-- BEGIN --

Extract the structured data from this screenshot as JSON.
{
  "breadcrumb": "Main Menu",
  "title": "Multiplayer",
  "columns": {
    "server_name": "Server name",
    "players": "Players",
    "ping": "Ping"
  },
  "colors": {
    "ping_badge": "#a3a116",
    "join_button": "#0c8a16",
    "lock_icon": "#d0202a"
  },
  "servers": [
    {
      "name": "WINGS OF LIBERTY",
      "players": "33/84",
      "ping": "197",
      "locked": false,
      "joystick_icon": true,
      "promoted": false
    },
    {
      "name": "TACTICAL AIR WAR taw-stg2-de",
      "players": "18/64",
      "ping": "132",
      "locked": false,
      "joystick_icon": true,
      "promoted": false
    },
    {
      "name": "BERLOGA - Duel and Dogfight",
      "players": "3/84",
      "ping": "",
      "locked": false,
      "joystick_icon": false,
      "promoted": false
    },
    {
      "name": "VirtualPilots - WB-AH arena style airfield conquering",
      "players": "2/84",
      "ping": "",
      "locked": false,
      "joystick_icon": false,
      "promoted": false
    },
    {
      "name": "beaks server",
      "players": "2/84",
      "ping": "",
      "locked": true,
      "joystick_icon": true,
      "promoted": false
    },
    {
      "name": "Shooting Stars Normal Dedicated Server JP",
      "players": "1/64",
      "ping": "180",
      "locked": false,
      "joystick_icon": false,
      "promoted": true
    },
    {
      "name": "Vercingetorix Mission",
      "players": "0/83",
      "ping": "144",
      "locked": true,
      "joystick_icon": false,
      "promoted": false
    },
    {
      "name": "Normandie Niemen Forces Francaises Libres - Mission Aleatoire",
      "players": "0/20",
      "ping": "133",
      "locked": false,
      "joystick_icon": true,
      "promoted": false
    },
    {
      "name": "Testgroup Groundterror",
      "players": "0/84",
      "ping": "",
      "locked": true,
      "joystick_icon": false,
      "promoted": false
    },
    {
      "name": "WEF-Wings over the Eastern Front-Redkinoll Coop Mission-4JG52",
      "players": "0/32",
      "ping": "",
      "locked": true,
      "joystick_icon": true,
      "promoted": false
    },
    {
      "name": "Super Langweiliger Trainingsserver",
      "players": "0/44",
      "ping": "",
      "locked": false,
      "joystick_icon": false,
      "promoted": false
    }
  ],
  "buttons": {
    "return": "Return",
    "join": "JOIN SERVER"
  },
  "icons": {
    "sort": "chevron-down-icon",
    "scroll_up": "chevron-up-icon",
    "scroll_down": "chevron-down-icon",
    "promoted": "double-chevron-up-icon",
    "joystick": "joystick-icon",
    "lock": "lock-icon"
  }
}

-- END --

> Aim
Scan the material for lines with the word "players", and copy each line you find.

> Final result
    "players": "Players",
      "players": "33/84",
      "players": "18/64",
      "players": "3/84",
      "players": "2/84",
      "players": "2/84",
      "players": "1/64",
      "players": "0/83",
      "players": "0/20",
      "players": "0/84",
      "players": "0/32",
      "players": "0/44",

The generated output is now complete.